◆ RECORDS TO USE:
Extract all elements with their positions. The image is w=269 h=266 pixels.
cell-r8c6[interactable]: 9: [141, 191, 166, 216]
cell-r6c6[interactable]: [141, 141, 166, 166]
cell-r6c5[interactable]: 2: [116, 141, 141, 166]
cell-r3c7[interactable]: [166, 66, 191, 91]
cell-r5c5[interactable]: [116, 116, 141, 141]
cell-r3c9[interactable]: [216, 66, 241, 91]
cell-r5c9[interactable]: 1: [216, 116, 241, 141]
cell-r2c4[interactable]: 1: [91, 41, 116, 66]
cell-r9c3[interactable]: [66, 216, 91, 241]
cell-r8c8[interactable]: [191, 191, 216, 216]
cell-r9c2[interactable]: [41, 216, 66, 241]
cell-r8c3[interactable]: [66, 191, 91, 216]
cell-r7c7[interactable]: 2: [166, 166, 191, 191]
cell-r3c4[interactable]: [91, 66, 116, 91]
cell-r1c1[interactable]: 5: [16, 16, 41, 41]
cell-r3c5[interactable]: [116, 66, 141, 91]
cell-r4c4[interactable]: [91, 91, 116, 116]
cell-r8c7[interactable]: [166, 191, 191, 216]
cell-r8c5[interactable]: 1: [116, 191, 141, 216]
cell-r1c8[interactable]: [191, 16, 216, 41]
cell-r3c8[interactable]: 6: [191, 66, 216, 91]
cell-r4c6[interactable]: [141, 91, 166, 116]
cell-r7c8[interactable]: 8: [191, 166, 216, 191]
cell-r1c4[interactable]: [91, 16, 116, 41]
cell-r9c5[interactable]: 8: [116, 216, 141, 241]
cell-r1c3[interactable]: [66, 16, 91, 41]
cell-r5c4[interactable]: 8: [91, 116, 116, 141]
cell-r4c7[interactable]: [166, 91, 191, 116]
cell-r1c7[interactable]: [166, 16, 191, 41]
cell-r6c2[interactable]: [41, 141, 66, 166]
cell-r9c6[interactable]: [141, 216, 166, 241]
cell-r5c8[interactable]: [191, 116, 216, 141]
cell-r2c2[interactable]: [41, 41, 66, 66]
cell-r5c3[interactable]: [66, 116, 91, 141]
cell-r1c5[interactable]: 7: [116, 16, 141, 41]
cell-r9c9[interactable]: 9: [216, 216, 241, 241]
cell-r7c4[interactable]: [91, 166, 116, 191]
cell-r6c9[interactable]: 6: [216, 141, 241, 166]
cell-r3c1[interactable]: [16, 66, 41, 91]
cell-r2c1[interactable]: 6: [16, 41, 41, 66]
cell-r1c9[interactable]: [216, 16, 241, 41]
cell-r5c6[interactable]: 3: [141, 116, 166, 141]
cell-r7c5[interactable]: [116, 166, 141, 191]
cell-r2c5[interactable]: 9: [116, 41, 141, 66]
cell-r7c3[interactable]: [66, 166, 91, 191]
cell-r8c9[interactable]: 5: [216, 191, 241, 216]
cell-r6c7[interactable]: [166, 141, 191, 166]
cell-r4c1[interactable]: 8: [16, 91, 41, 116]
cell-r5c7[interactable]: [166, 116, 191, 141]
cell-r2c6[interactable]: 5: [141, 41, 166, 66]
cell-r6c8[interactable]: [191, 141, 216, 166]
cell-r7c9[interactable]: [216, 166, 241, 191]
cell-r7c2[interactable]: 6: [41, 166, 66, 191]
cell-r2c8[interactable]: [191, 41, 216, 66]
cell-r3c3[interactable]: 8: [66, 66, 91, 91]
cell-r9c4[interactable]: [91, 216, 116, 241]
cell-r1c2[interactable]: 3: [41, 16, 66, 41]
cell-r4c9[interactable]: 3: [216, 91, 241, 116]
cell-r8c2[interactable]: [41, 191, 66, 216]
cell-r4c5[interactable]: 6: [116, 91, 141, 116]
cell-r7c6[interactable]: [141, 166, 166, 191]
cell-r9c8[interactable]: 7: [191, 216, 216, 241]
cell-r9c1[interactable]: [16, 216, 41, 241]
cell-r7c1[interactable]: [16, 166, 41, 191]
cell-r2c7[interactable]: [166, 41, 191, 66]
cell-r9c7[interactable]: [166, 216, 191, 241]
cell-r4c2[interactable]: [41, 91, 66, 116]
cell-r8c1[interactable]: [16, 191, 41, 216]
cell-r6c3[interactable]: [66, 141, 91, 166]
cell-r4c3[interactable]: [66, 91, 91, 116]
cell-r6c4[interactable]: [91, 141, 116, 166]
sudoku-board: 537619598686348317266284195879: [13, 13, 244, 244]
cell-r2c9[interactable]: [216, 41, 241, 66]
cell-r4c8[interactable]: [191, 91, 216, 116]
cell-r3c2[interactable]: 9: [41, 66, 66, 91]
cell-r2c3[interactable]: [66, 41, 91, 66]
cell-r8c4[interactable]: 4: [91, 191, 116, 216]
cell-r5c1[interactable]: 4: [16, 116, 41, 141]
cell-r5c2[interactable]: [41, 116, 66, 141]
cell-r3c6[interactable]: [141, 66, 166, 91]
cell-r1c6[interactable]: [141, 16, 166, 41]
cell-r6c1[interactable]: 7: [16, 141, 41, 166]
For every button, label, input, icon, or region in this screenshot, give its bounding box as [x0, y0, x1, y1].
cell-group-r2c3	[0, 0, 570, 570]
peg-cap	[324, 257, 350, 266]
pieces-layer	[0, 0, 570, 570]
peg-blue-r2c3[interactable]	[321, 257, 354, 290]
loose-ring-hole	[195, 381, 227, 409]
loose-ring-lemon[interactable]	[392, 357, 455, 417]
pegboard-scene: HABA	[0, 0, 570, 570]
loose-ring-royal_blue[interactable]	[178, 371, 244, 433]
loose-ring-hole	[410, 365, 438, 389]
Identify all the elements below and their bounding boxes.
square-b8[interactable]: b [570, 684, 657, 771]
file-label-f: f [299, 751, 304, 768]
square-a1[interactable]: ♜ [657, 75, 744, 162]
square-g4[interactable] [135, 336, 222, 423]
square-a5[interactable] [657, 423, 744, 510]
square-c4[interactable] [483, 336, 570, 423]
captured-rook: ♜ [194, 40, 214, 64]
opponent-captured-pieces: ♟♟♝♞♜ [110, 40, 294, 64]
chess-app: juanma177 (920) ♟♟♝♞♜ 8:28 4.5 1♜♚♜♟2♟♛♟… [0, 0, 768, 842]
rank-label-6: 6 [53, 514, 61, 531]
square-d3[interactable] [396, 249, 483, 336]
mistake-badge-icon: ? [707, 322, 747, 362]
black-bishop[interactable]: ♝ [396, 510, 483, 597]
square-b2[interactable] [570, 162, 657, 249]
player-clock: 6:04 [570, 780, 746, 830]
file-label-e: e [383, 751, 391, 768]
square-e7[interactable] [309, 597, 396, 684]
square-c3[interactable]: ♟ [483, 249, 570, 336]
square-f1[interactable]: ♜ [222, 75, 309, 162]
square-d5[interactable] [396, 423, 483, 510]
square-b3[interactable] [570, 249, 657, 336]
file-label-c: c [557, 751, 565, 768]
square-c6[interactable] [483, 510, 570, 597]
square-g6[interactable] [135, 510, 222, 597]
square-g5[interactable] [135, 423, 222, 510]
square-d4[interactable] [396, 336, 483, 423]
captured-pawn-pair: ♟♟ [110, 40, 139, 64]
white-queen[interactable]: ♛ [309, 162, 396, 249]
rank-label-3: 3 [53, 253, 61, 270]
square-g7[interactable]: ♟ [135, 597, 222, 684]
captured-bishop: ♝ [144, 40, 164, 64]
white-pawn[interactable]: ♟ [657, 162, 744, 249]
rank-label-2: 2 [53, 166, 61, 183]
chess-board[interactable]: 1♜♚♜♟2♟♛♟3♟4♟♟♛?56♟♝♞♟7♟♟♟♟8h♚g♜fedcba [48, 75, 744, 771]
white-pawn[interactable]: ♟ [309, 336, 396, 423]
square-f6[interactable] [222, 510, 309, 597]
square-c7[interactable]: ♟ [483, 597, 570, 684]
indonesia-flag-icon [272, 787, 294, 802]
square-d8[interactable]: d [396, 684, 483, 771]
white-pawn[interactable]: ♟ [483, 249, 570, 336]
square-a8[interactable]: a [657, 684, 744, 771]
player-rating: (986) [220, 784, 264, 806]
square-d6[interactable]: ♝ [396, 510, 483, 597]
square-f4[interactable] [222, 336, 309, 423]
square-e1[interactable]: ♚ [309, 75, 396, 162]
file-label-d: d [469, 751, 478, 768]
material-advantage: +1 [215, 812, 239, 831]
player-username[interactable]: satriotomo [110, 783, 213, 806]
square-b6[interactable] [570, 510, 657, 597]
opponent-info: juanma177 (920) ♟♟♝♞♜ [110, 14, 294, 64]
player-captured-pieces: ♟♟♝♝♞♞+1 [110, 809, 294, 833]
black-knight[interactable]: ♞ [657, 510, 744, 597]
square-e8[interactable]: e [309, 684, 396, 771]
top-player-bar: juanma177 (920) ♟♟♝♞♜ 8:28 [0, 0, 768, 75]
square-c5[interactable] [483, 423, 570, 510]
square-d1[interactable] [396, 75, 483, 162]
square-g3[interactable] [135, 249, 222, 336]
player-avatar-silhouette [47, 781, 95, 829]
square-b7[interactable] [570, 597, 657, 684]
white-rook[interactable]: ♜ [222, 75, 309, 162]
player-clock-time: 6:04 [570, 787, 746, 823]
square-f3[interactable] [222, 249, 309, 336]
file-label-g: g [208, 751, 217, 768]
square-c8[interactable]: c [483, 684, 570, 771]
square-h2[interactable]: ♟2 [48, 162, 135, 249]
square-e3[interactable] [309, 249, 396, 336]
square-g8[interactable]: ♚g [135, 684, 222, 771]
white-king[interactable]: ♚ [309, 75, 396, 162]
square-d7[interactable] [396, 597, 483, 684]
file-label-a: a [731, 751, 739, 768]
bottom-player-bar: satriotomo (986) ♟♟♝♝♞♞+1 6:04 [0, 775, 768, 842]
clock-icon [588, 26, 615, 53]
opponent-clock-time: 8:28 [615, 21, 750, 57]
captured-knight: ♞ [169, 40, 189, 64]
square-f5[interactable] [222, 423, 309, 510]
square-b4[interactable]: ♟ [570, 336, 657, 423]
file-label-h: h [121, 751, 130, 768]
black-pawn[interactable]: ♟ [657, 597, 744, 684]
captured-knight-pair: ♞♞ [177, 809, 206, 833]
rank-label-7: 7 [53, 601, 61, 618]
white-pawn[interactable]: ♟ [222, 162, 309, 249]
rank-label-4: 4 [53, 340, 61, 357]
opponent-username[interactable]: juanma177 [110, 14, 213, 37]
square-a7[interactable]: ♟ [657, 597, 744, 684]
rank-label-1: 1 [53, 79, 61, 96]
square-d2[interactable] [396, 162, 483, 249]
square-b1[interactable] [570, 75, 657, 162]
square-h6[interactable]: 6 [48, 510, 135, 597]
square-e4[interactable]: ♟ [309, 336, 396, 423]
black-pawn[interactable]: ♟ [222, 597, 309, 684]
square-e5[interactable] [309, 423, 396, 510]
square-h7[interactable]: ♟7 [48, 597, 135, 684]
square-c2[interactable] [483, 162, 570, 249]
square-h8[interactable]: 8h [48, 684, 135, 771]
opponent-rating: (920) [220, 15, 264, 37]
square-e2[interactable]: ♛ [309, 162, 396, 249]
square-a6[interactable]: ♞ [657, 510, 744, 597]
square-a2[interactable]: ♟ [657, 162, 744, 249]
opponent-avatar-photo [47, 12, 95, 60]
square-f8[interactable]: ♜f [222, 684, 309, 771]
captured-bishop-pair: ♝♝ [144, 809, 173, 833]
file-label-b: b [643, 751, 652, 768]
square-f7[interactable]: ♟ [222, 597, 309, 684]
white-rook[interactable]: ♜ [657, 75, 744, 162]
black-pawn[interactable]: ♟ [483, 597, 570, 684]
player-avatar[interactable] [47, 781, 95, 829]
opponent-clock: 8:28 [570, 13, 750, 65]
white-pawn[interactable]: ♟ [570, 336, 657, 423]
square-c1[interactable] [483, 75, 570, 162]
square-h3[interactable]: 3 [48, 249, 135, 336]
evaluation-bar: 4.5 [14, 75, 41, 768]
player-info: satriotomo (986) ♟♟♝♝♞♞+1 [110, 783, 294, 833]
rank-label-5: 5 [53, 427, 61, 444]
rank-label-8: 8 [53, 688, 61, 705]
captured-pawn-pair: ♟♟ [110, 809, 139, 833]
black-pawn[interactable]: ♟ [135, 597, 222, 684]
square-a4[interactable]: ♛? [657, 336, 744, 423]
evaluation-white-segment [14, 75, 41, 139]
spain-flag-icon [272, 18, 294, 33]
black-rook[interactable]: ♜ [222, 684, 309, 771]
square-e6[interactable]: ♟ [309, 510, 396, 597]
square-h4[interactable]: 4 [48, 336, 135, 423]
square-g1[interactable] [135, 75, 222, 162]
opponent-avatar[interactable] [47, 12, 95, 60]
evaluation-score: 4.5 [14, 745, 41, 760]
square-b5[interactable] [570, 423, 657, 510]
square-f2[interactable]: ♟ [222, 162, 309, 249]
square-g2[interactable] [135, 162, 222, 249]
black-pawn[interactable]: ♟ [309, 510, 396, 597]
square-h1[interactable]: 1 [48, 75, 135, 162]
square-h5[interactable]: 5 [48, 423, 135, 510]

◆ EXERCISE DETAILS:
Starting at the first line of the items above and ending at the line that contains "cell-r2c4[interactable]: 1: [91, 41, 116, 66]", can you format those lines as a JSON list of strings, one string per line, with any blank lines left out?

◆ THE COMPLETED TASK:
[
  "Extract all elements with their positions. The image is w=269 h=266 pixels.",
  "cell-r8c6[interactable]: 9: [141, 191, 166, 216]",
  "cell-r6c6[interactable]: [141, 141, 166, 166]",
  "cell-r6c5[interactable]: 2: [116, 141, 141, 166]",
  "cell-r3c7[interactable]: [166, 66, 191, 91]",
  "cell-r5c5[interactable]: [116, 116, 141, 141]",
  "cell-r3c9[interactable]: [216, 66, 241, 91]",
  "cell-r5c9[interactable]: 1: [216, 116, 241, 141]",
  "cell-r2c4[interactable]: 1: [91, 41, 116, 66]"
]